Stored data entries
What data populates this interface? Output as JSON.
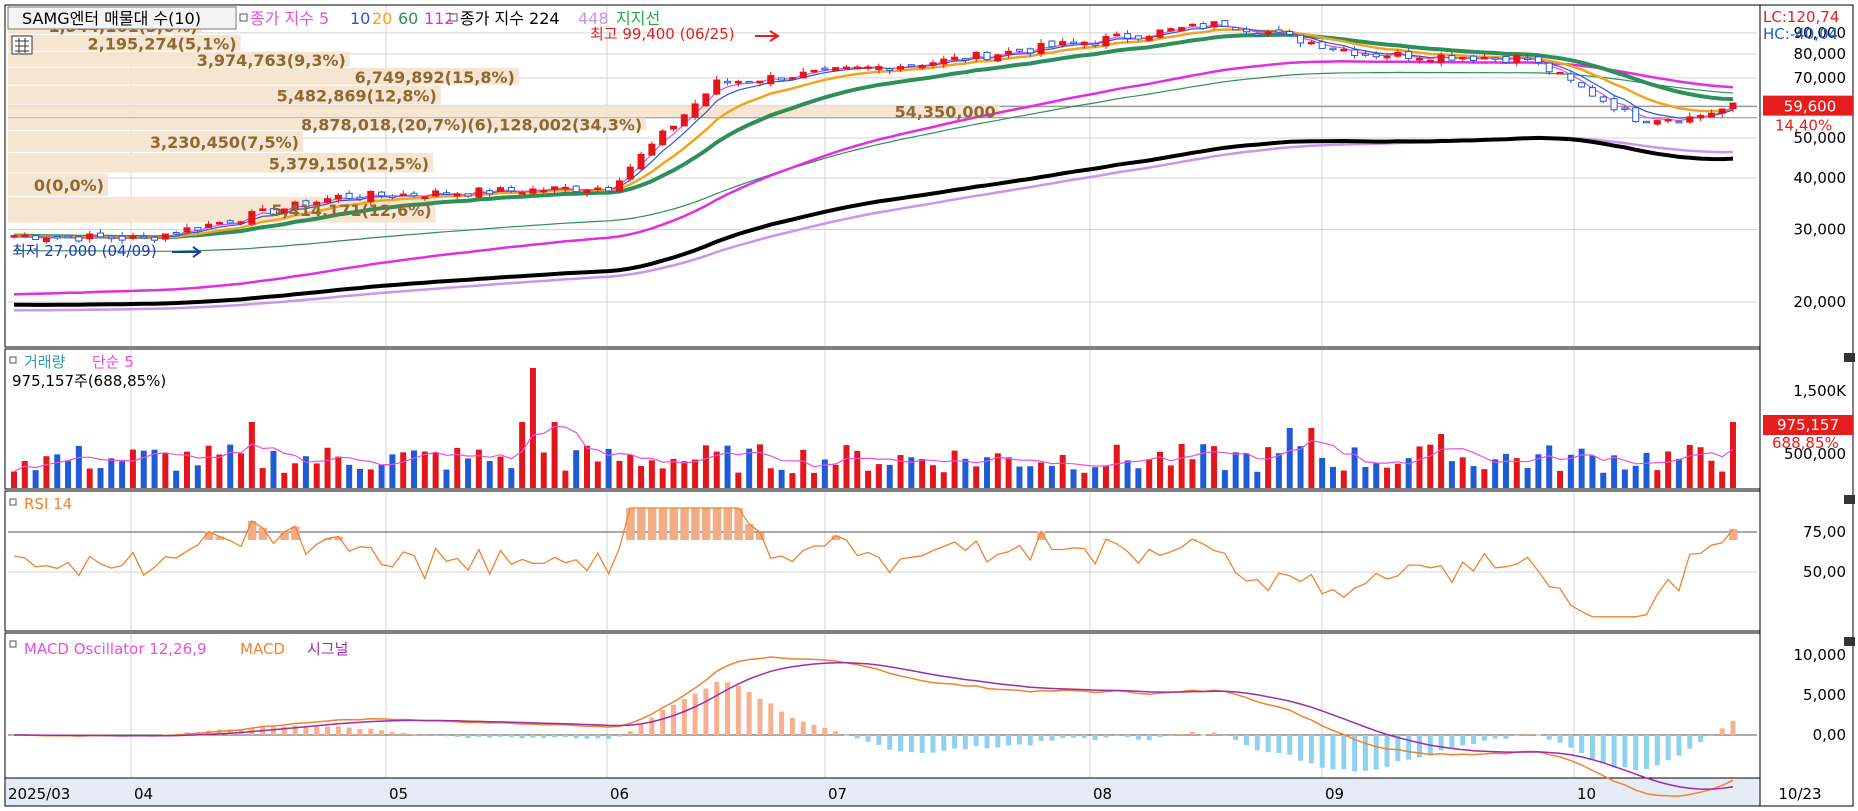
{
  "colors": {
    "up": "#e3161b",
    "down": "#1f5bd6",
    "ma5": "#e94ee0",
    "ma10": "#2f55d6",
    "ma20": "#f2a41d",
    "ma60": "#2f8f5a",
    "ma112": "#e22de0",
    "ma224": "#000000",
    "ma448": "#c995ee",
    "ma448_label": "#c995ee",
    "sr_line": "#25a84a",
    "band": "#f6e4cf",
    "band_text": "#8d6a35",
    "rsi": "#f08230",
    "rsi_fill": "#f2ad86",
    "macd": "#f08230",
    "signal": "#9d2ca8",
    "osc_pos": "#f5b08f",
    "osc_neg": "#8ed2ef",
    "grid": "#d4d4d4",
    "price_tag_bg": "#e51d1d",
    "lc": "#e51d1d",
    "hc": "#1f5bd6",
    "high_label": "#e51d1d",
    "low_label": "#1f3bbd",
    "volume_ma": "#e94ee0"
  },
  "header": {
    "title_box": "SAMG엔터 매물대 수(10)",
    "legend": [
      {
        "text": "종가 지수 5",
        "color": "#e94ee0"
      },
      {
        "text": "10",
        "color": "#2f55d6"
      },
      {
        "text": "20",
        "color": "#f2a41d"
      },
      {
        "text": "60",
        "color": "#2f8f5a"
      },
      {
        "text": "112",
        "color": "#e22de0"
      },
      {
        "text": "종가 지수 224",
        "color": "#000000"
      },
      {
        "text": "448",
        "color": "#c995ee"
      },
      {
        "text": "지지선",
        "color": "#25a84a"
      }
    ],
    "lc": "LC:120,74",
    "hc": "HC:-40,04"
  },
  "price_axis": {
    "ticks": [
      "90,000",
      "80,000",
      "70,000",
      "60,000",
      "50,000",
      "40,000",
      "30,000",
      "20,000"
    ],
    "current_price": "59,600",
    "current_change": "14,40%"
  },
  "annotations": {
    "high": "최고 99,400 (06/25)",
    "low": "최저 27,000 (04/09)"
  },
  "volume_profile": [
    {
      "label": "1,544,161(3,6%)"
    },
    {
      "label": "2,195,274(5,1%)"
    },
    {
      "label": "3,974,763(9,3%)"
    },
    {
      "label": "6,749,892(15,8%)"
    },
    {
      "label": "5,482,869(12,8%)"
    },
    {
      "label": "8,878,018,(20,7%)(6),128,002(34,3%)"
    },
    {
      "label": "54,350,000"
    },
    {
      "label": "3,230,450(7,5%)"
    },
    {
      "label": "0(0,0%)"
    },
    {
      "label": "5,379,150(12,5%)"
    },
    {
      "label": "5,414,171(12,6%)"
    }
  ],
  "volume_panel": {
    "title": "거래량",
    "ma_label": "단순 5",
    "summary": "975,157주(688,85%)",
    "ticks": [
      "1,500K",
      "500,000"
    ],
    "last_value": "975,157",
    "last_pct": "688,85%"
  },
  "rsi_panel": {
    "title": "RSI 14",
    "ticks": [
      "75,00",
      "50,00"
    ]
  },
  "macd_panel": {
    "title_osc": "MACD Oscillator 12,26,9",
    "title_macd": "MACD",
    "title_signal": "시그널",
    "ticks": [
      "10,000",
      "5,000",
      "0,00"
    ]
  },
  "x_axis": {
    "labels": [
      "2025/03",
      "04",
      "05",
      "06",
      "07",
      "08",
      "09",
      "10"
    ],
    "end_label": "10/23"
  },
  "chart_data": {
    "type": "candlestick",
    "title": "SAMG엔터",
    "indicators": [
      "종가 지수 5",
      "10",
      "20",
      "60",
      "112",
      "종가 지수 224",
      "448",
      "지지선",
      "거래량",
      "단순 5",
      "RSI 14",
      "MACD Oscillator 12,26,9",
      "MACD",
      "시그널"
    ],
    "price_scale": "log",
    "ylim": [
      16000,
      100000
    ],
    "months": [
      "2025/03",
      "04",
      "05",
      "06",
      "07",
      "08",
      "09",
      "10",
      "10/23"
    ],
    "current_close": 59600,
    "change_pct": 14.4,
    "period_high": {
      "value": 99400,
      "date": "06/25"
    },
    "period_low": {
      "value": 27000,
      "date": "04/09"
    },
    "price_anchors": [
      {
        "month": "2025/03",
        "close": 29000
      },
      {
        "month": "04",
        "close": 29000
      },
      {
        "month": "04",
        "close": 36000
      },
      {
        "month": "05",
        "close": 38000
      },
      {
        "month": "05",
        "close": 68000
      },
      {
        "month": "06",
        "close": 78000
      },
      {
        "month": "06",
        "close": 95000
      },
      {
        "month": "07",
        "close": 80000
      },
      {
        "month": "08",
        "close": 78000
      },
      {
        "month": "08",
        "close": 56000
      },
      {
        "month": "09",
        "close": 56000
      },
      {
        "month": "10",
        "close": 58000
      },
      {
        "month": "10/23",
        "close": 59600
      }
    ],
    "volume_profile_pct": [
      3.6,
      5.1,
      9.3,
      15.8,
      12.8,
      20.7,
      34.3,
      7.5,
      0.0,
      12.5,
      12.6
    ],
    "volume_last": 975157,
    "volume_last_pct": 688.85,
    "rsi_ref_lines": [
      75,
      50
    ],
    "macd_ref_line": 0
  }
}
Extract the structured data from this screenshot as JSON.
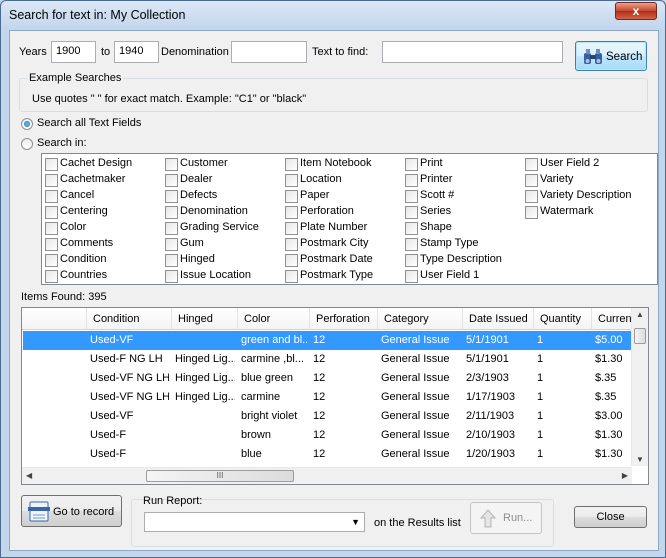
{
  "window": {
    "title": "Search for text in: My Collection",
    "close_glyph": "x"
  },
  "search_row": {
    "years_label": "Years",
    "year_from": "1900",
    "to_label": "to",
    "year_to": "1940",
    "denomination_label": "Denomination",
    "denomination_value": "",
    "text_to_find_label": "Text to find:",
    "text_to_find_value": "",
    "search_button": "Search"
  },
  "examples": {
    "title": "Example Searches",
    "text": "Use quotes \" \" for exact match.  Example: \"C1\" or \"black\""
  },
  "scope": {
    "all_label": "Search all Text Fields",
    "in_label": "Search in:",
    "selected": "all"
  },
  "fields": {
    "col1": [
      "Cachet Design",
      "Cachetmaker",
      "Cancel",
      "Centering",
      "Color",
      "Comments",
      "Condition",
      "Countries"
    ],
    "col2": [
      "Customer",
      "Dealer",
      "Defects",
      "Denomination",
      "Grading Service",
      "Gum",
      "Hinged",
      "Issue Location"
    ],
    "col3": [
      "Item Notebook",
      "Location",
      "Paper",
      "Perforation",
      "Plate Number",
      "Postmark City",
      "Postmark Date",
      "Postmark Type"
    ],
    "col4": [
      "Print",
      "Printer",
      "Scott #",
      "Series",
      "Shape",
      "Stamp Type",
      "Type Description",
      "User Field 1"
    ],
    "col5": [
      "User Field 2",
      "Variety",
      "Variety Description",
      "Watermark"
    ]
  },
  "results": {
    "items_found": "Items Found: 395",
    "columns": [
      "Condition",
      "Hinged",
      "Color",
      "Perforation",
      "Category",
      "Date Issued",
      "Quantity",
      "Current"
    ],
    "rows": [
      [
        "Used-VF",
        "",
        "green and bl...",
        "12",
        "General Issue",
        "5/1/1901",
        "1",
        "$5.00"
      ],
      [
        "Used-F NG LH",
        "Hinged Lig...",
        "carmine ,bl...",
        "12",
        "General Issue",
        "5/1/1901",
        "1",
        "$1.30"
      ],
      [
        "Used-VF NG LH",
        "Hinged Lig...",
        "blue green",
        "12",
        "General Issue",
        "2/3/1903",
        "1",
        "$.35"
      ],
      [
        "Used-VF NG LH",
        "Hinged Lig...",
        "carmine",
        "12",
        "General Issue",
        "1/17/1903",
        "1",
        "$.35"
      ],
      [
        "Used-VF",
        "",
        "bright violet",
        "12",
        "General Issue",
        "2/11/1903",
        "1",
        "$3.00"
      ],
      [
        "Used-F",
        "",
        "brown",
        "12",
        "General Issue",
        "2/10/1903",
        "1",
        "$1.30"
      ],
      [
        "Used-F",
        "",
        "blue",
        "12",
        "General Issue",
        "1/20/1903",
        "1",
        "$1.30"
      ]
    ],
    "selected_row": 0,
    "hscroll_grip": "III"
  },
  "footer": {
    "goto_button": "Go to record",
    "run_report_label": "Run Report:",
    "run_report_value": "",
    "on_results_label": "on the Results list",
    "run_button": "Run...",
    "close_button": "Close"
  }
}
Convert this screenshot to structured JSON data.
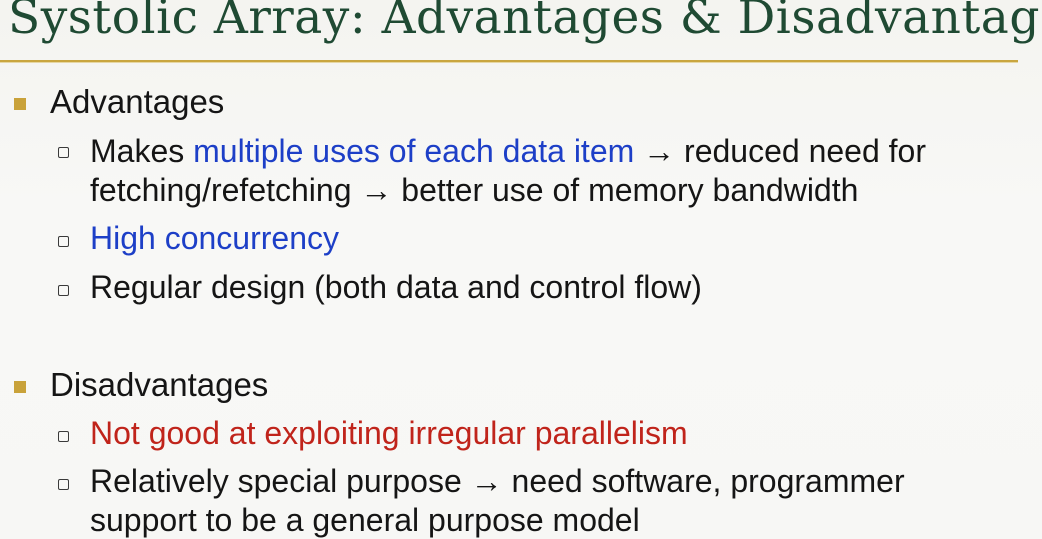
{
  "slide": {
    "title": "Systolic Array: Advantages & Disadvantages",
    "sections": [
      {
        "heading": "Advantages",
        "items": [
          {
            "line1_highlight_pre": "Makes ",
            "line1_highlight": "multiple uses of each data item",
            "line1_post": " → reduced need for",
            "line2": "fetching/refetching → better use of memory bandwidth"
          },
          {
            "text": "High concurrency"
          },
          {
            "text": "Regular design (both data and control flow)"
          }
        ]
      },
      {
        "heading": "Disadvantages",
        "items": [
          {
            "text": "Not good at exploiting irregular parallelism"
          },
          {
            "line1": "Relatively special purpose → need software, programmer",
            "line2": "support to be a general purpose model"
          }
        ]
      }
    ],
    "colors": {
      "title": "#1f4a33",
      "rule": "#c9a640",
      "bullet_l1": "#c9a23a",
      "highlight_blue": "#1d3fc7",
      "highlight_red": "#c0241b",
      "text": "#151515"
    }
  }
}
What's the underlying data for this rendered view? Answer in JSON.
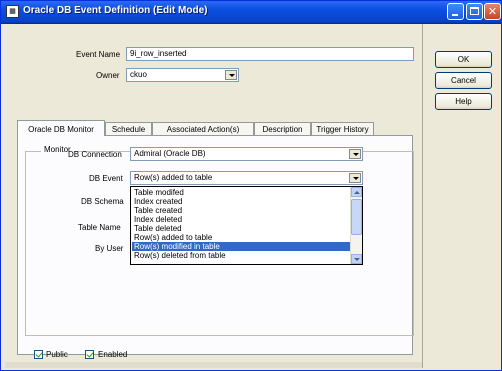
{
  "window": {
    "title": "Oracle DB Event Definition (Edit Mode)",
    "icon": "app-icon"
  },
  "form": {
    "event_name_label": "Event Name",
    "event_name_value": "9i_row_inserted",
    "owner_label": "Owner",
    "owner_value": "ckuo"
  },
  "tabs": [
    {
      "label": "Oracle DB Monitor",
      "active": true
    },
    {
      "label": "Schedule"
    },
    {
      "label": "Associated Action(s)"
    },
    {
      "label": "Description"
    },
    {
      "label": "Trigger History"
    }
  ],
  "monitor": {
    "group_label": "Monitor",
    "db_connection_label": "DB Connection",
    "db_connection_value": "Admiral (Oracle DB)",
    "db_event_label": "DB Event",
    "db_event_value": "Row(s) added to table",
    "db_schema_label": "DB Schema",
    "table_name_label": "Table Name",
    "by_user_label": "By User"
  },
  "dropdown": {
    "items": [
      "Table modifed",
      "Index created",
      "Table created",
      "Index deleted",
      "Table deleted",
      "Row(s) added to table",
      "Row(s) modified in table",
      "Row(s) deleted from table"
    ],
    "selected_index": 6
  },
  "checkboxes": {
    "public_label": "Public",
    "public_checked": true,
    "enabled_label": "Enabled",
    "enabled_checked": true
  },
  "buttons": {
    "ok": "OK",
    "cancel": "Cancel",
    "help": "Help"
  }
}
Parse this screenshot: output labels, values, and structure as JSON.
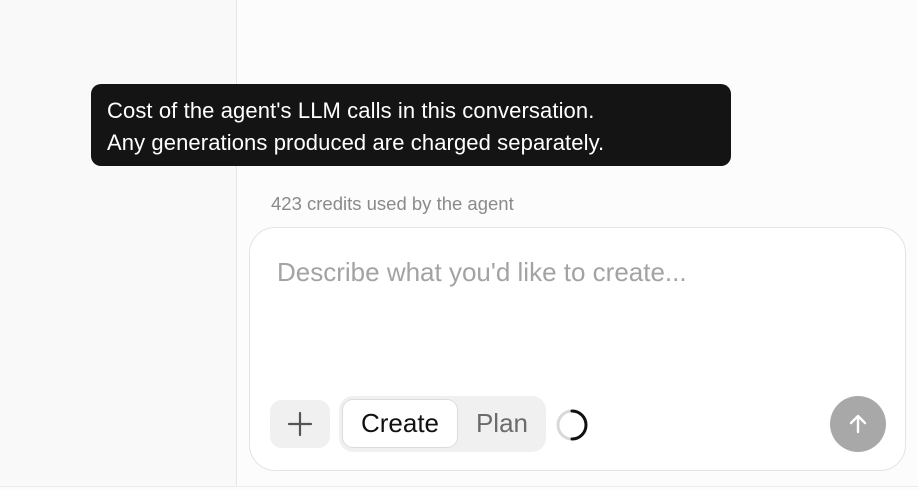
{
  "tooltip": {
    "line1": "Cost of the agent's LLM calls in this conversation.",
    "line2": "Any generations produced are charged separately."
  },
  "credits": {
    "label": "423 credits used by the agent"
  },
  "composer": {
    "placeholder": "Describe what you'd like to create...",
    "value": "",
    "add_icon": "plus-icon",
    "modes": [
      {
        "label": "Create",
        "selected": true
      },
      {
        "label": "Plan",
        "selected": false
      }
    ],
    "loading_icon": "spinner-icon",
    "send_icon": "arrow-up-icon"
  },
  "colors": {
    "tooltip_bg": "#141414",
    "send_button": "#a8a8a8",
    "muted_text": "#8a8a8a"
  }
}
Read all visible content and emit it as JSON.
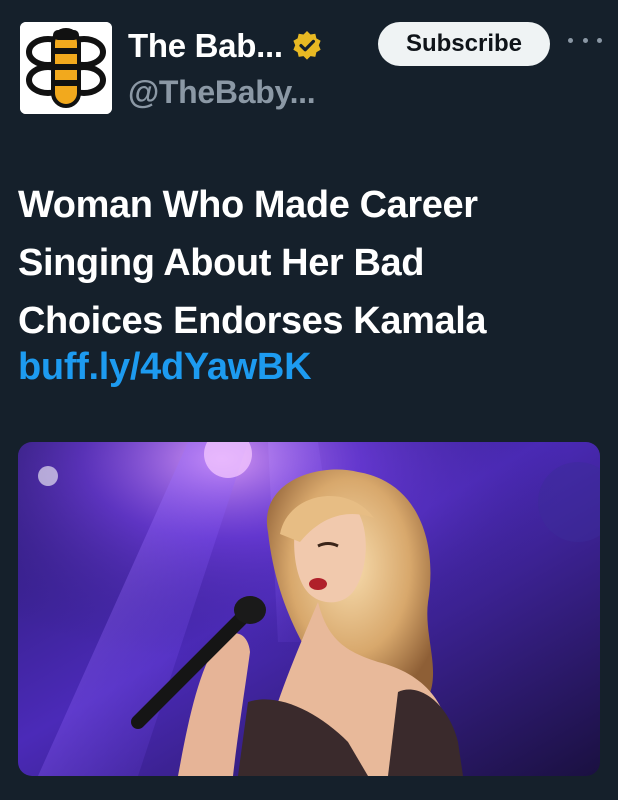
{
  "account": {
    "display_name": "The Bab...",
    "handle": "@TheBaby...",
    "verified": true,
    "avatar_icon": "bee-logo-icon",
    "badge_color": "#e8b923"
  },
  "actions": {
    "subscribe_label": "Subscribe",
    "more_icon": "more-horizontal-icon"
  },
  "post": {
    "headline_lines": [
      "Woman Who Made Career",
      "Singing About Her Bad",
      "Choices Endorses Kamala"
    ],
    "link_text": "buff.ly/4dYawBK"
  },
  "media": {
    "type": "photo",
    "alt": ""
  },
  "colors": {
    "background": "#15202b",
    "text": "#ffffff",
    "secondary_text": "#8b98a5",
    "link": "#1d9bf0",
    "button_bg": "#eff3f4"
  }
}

Written exercise: Compute how many lines include the string "Oscillator", then give that number by itself.

Exercise output: 2